§ Material provided:
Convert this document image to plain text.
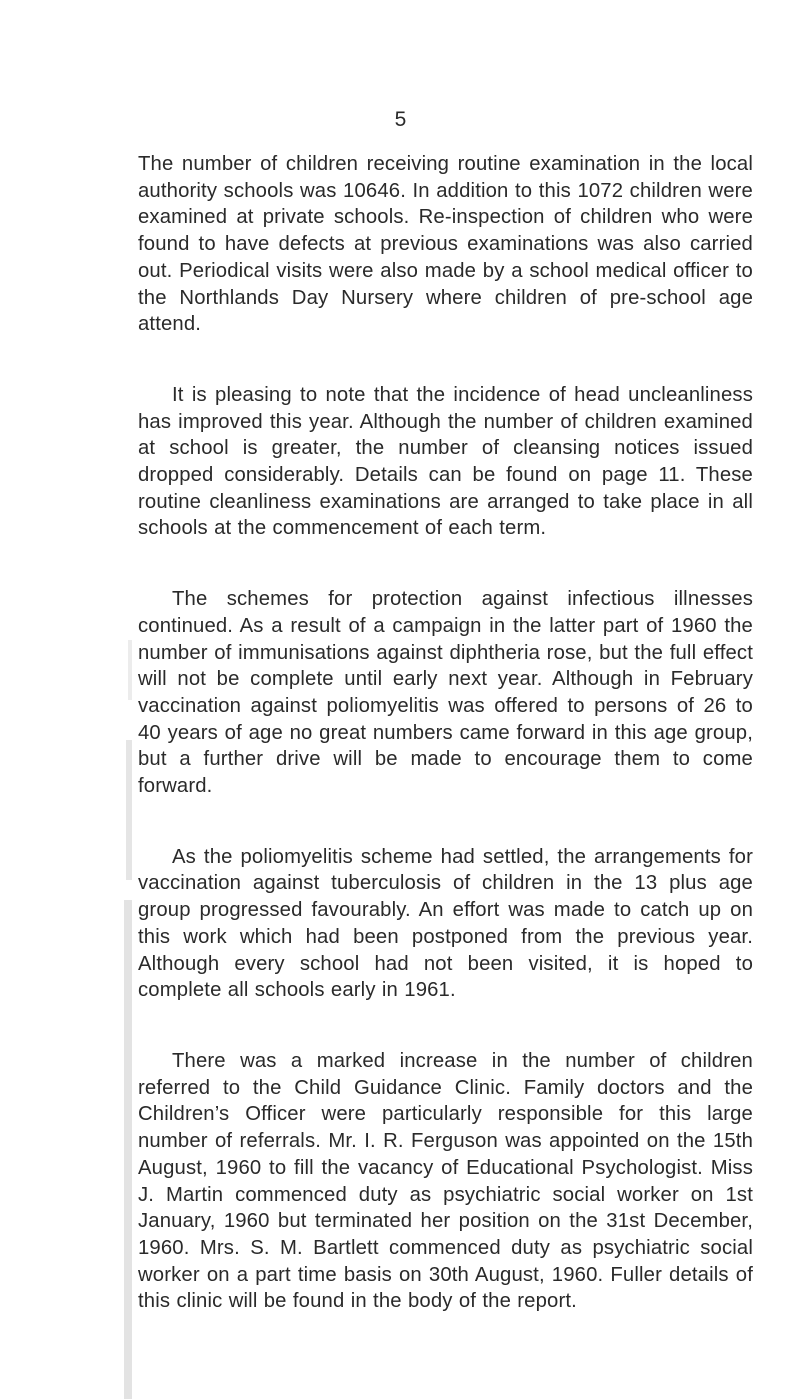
5

The number of children receiving routine examination in the local authority schools was 10646. In addition to this 1072 children were examined at private schools. Re-inspection of children who were found to have defects at previous examinations was also carried out. Periodical visits were also made by a school medical officer to the Northlands Day Nursery where children of pre-school age attend.

It is pleasing to note that the incidence of head uncleanliness has improved this year. Although the number of children examined at school is greater, the number of cleansing notices issued dropped considerably. Details can be found on page 11. These routine cleanliness examinations are arranged to take place in all schools at the commencement of each term.

The schemes for protection against infectious illnesses continued. As a result of a campaign in the latter part of 1960 the number of immunisations against diphtheria rose, but the full effect will not be complete until early next year. Although in February vaccination against poliomyelitis was offered to persons of 26 to 40 years of age no great numbers came forward in this age group, but a further drive will be made to encourage them to come forward.

As the poliomyelitis scheme had settled, the arrangements for vaccination against tuberculosis of children in the 13 plus age group progressed favourably. An effort was made to catch up on this work which had been postponed from the previous year. Although every school had not been visited, it is hoped to complete all schools early in 1961.

There was a marked increase in the number of children referred to the Child Guidance Clinic. Family doctors and the Children’s Officer were particularly responsible for this large number of referrals. Mr. I. R. Ferguson was appointed on the 15th August, 1960 to fill the vacancy of Educational Psychologist. Miss J. Martin commenced duty as psychiatric social worker on 1st January, 1960 but terminated her position on the 31st December, 1960. Mrs. S. M. Bartlett commenced duty as psychiatric social worker on a part time basis on 30th August, 1960. Fuller details of this clinic will be found in the body of the report.
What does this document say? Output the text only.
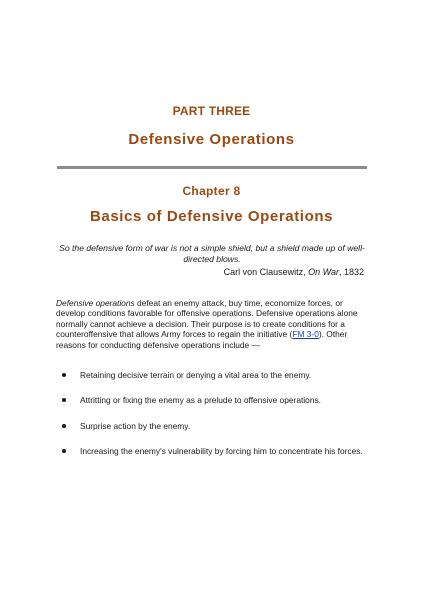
PART THREE
Defensive Operations
Chapter 8
Basics of Defensive Operations
So the defensive form of war is not a simple shield, but a shield made up of well-directed blows.
Carl von Clausewitz, On War, 1832
Defensive operations defeat an enemy attack, buy time, economize forces, or develop conditions favorable for offensive operations. Defensive operations alone normally cannot achieve a decision. Their purpose is to create conditions for a counteroffensive that allows Army forces to regain the initiative (FM 3-0). Other reasons for conducting defensive operations include —
Retaining decisive terrain or denying a vital area to the enemy.
Attritting or fixing the enemy as a prelude to offensive operations.
Surprise action by the enemy.
Increasing the enemy's vulnerability by forcing him to concentrate his forces.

§ What you have to do: The records above need to be restated word for word, with the pictures left out.

§ Full output:
Convert this document image to plain text.
5

The number of children receiving routine examination in the local authority schools was 10646. In addition to this 1072 children were examined at private schools. Re-inspection of children who were found to have defects at previous examinations was also carried out. Periodical visits were also made by a school medical officer to the Northlands Day Nursery where children of pre-school age attend.

It is pleasing to note that the incidence of head uncleanliness has improved this year. Although the number of children examined at school is greater, the number of cleansing notices issued dropped considerably. Details can be found on page 11. These routine cleanliness examinations are arranged to take place in all schools at the commencement of each term.

The schemes for protection against infectious illnesses continued. As a result of a campaign in the latter part of 1960 the number of immunisations against diphtheria rose, but the full effect will not be complete until early next year. Although in February vaccination against poliomyelitis was offered to persons of 26 to 40 years of age no great numbers came forward in this age group, but a further drive will be made to encourage them to come forward.

As the poliomyelitis scheme had settled, the arrangements for vaccination against tuberculosis of children in the 13 plus age group progressed favourably. An effort was made to catch up on this work which had been postponed from the previous year. Although every school had not been visited, it is hoped to complete all schools early in 1961.

There was a marked increase in the number of children referred to the Child Guidance Clinic. Family doctors and the Children’s Officer were particularly responsible for this large number of referrals. Mr. I. R. Ferguson was appointed on the 15th August, 1960 to fill the vacancy of Educational Psychologist. Miss J. Martin commenced duty as psychiatric social worker on 1st January, 1960 but terminated her position on the 31st December, 1960. Mrs. S. M. Bartlett commenced duty as psychiatric social worker on a part time basis on 30th August, 1960. Fuller details of this clinic will be found in the body of the report.
What does this document say? Output the text only.
PART THREE
Defensive Operations
Chapter 8
Basics of Defensive Operations
So the defensive form of war is not a simple shield, but a shield made up of well-directed blows.
Carl von Clausewitz, On War, 1832
Defensive operations defeat an enemy attack, buy time, economize forces, or develop conditions favorable for offensive operations. Defensive operations alone normally cannot achieve a decision. Their purpose is to create conditions for a counteroffensive that allows Army forces to regain the initiative (FM 3-0). Other reasons for conducting defensive operations include —
Retaining decisive terrain or denying a vital area to the enemy.
Attritting or fixing the enemy as a prelude to offensive operations.
Surprise action by the enemy.
Increasing the enemy's vulnerability by forcing him to concentrate his forces.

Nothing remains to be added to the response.